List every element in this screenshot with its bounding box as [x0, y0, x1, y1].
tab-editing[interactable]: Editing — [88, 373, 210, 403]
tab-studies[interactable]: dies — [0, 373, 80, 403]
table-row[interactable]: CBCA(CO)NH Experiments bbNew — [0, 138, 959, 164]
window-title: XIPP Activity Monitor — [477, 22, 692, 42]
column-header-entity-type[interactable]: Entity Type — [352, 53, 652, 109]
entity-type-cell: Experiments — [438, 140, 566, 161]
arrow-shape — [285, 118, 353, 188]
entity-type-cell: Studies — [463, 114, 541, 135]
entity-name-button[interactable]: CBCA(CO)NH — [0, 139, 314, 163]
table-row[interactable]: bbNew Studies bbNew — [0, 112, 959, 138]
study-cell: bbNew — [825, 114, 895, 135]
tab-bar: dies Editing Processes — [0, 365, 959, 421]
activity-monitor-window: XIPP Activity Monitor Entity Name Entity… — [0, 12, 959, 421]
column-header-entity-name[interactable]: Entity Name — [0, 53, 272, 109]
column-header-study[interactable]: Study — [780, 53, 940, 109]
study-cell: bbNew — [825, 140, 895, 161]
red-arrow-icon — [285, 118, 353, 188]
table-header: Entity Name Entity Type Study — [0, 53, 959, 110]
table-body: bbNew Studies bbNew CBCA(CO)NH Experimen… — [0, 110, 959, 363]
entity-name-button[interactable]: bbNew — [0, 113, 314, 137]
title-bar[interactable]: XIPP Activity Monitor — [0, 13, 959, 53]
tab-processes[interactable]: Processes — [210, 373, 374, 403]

-=-=-=-=-

■ Written exercise: Rewrite the rows above, replacing every occurrence of "Activity Monitor" with "Task Monitor" and leaving everything else as it is.

■ Result for this task:
List every element in this screenshot with its bounding box as [x0, y0, x1, y1].
tab-editing[interactable]: Editing — [88, 373, 210, 403]
tab-studies[interactable]: dies — [0, 373, 80, 403]
table-row[interactable]: CBCA(CO)NH Experiments bbNew — [0, 138, 959, 164]
window-title: XIPP Task Monitor — [477, 22, 692, 42]
column-header-entity-type[interactable]: Entity Type — [352, 53, 652, 109]
entity-type-cell: Experiments — [438, 140, 566, 161]
arrow-shape — [285, 118, 353, 188]
entity-type-cell: Studies — [463, 114, 541, 135]
entity-name-button[interactable]: CBCA(CO)NH — [0, 139, 314, 163]
table-row[interactable]: bbNew Studies bbNew — [0, 112, 959, 138]
study-cell: bbNew — [825, 114, 895, 135]
tab-bar: dies Editing Processes — [0, 365, 959, 421]
activity-monitor-window: XIPP Task Monitor Entity Name Entity… — [0, 12, 959, 421]
column-header-entity-name[interactable]: Entity Name — [0, 53, 272, 109]
column-header-study[interactable]: Study — [780, 53, 940, 109]
study-cell: bbNew — [825, 140, 895, 161]
red-arrow-icon — [285, 118, 353, 188]
table-header: Entity Name Entity Type Study — [0, 53, 959, 110]
table-body: bbNew Studies bbNew CBCA(CO)NH Experimen… — [0, 110, 959, 363]
entity-name-button[interactable]: bbNew — [0, 113, 314, 137]
title-bar[interactable]: XIPP Task Monitor — [0, 13, 959, 53]
tab-processes[interactable]: Processes — [210, 373, 374, 403]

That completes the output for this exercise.